## THE REQUEST
Extract and list every line that contains the word "left".

>> Begin GIVEN INFORMATION

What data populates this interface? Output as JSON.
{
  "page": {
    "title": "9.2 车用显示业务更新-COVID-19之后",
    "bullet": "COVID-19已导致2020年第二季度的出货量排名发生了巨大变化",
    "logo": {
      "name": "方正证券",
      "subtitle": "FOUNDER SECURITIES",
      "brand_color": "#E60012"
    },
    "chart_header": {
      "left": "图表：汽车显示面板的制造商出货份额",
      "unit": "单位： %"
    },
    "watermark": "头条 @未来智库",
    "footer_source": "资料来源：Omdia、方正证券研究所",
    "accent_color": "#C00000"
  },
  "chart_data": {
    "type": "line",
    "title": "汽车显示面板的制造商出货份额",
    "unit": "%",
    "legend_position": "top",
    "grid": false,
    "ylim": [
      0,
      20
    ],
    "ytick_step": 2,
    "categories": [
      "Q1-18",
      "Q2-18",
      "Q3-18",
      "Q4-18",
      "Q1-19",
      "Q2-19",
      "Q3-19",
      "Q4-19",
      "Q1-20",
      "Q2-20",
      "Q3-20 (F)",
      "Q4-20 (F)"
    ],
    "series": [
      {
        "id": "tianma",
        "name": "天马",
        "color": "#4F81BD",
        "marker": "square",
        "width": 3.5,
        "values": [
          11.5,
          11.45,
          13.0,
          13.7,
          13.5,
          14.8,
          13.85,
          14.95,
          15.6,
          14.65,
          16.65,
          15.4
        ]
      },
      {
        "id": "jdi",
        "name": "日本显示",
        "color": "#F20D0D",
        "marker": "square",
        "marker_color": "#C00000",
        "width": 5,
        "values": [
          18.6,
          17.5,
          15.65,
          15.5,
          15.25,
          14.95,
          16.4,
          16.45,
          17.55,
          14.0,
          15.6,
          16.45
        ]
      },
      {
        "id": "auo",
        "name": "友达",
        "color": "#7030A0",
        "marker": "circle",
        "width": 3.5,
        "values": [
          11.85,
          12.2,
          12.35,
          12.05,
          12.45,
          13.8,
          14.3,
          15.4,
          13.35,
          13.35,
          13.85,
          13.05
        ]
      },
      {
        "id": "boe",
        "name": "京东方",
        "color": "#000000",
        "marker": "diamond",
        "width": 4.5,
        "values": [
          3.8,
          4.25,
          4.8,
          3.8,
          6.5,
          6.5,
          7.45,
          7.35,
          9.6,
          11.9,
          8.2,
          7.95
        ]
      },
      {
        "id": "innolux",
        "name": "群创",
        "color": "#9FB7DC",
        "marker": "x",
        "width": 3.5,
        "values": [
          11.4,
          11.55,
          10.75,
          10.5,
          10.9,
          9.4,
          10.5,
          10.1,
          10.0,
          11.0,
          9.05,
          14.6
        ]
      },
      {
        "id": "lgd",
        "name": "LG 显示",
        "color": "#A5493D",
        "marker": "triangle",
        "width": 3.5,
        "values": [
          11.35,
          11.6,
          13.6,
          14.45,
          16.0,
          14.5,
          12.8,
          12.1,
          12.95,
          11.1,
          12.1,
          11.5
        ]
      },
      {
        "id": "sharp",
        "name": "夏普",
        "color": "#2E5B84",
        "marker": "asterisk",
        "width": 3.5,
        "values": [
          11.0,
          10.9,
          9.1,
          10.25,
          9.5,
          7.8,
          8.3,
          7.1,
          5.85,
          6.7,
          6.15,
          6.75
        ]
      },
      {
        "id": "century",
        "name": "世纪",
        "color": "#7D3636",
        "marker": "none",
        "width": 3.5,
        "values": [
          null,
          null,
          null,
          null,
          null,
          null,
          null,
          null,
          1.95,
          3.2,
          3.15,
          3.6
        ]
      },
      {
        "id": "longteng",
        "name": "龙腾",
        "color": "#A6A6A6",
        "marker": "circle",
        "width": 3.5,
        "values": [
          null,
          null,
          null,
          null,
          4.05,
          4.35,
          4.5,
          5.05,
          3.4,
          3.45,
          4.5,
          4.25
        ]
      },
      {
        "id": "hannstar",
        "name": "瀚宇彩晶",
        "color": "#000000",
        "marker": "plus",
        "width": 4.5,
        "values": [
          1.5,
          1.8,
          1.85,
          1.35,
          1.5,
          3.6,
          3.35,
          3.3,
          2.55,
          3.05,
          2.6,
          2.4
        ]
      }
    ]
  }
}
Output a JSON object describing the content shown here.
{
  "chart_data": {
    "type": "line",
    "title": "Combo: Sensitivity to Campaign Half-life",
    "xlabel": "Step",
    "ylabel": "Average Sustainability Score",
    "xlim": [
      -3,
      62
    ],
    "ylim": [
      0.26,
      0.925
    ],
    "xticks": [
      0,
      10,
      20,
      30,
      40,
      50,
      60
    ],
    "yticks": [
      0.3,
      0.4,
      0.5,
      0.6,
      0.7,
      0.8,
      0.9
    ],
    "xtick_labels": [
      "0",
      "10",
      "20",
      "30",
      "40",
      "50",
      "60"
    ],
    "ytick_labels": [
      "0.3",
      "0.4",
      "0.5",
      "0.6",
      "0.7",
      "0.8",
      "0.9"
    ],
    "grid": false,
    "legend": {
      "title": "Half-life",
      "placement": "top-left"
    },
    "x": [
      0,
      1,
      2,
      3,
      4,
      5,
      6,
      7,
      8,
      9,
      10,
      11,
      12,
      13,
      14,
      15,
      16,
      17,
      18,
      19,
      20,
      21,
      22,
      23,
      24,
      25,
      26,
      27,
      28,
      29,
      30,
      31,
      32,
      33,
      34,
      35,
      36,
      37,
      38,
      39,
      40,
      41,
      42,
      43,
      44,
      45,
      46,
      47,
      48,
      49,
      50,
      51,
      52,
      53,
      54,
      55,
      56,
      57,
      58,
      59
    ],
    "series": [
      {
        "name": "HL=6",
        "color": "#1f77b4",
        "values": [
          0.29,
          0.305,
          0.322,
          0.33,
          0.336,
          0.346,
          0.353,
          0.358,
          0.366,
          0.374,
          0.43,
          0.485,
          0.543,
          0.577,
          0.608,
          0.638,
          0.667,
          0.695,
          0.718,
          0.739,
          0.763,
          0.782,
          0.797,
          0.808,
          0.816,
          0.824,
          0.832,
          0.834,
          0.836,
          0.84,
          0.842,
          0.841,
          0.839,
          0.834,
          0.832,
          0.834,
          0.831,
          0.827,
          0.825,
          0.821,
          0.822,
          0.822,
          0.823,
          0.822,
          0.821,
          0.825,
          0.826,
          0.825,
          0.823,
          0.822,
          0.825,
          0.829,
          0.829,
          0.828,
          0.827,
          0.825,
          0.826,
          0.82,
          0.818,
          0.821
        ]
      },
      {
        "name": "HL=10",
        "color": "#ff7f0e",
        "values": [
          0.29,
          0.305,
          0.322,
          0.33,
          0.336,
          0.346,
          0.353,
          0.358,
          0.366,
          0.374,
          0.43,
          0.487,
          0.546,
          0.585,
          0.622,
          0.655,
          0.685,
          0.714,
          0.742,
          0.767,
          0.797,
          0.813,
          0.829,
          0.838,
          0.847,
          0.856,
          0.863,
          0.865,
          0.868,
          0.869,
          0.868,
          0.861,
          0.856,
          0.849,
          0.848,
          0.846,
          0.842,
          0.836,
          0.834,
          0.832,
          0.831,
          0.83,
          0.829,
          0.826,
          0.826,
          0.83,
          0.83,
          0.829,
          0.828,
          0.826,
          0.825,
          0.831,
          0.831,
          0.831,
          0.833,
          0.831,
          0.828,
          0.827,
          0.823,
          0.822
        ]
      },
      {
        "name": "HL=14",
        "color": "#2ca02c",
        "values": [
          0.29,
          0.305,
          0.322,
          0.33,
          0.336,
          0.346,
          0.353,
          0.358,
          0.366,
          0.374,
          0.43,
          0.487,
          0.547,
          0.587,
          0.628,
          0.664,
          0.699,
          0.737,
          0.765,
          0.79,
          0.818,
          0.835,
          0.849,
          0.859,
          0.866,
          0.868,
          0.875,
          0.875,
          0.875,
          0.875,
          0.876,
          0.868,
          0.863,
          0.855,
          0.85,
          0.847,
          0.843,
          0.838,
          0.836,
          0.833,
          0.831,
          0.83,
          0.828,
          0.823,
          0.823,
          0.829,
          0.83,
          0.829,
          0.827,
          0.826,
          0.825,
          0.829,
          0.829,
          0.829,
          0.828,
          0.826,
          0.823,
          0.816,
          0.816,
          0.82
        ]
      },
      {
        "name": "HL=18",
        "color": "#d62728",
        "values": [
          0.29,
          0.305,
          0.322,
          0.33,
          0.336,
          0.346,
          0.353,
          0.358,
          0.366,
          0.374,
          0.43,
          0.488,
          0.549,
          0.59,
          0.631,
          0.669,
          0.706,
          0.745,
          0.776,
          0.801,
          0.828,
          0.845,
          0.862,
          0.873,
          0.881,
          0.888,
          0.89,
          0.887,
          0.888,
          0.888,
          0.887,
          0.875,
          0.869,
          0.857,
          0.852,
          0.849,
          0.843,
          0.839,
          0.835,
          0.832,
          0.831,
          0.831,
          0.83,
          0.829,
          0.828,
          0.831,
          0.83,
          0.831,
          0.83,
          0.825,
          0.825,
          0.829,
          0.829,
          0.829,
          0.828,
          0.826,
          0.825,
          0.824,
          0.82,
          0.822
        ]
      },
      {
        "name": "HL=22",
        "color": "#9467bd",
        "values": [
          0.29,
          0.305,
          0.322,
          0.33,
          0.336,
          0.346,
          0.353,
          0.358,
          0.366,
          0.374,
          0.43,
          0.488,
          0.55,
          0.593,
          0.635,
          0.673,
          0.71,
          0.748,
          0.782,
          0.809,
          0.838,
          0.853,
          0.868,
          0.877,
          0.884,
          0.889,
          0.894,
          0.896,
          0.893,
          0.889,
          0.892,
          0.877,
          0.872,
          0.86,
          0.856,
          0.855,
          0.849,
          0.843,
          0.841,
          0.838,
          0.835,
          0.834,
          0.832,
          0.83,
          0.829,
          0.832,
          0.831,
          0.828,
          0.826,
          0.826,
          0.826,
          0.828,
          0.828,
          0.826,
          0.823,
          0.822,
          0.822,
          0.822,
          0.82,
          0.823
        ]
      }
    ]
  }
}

>> End GIVEN INFORMATION

## EXPECTED ANSWER
      "left": "图表：汽车显示面板的制造商出货份额",
      "placement": "top-left"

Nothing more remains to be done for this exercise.